Exercise materials:
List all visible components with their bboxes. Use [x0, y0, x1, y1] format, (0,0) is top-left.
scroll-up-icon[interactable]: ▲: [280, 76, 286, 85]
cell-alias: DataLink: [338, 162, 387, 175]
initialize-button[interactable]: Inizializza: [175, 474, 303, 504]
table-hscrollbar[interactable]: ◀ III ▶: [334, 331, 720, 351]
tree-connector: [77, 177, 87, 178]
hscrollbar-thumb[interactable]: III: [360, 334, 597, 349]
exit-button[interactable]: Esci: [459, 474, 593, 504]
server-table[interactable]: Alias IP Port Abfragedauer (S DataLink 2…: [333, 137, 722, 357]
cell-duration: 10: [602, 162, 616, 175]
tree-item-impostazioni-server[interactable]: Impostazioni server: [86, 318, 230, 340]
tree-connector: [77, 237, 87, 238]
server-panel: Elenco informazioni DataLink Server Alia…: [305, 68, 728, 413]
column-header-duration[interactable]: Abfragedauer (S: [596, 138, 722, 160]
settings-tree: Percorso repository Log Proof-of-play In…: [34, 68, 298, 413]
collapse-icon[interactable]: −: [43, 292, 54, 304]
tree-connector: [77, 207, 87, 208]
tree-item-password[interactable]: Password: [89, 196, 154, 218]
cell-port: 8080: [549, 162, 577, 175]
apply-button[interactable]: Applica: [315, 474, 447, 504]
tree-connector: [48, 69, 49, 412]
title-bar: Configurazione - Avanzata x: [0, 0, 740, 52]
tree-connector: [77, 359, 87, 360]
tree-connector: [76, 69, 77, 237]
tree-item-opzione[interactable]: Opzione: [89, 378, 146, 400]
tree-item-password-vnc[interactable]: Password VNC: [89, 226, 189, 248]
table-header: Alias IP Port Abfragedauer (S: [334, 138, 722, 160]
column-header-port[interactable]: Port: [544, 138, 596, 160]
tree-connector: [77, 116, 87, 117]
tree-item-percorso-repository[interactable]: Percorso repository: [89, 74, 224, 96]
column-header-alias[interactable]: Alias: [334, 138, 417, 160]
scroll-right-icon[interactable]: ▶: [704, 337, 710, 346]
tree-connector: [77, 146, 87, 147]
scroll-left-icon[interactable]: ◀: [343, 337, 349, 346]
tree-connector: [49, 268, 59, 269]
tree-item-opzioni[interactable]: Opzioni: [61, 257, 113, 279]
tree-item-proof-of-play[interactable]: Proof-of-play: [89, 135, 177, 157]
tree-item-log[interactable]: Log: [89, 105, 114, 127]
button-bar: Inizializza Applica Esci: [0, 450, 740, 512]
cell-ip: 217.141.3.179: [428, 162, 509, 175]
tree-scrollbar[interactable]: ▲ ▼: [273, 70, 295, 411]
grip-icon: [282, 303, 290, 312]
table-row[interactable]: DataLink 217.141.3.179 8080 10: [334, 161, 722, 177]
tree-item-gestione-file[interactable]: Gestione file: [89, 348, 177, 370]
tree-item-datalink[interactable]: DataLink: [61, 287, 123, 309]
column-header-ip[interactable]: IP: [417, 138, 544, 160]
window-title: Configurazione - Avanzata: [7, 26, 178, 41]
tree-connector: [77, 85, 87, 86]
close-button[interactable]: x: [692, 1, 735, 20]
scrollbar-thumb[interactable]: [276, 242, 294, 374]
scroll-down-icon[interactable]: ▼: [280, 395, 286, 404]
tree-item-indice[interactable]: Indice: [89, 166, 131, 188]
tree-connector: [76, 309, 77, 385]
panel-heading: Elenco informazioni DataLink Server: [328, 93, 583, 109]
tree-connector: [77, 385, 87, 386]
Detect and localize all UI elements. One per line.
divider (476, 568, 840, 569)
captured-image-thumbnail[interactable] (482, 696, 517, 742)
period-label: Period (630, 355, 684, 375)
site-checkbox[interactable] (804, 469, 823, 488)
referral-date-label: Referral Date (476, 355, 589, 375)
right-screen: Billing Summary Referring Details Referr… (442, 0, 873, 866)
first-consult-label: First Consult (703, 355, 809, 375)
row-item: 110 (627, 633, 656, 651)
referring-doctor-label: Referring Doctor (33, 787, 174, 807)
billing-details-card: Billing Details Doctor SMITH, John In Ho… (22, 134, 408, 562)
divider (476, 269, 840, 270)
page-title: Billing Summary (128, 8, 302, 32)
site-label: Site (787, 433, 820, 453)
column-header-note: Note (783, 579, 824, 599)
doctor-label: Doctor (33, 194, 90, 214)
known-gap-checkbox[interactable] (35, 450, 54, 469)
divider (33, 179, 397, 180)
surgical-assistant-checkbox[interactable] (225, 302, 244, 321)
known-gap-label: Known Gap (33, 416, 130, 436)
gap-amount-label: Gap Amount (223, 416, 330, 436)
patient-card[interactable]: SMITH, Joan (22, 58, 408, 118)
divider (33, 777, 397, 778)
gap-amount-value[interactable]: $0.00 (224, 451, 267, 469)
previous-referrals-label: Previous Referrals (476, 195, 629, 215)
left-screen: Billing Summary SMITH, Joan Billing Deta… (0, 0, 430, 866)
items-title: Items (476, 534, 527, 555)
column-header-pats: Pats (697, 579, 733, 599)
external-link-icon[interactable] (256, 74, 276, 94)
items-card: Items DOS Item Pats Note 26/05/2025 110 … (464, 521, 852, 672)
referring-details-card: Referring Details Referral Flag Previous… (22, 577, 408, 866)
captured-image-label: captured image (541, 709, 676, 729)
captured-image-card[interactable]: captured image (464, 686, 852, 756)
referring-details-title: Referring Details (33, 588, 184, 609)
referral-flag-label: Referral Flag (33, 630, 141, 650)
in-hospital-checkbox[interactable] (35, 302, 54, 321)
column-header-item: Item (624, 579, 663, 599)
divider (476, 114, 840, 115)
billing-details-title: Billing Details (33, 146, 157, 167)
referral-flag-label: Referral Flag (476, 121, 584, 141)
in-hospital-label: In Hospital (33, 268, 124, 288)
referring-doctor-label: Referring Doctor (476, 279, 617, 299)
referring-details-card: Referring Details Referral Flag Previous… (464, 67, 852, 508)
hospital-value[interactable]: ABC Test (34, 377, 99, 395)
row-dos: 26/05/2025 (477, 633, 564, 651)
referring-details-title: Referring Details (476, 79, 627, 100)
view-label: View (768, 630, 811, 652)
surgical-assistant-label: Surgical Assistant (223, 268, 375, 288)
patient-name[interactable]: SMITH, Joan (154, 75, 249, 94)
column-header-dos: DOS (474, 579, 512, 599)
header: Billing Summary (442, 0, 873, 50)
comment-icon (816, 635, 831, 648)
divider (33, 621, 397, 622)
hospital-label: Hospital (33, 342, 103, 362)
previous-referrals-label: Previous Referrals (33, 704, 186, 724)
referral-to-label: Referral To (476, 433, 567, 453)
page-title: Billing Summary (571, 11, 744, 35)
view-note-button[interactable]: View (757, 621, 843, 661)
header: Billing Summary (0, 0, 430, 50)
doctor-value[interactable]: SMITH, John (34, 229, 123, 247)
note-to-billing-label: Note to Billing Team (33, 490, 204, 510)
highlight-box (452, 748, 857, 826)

Written request:
Which lines above contain the string "right"? Copy each of them, treating uppercase and lowercase as different.

The completed task:
scroll-right-icon[interactable]: ▶: [704, 337, 710, 346]
right-screen: Billing Summary Referring Details Referr… (442, 0, 873, 866)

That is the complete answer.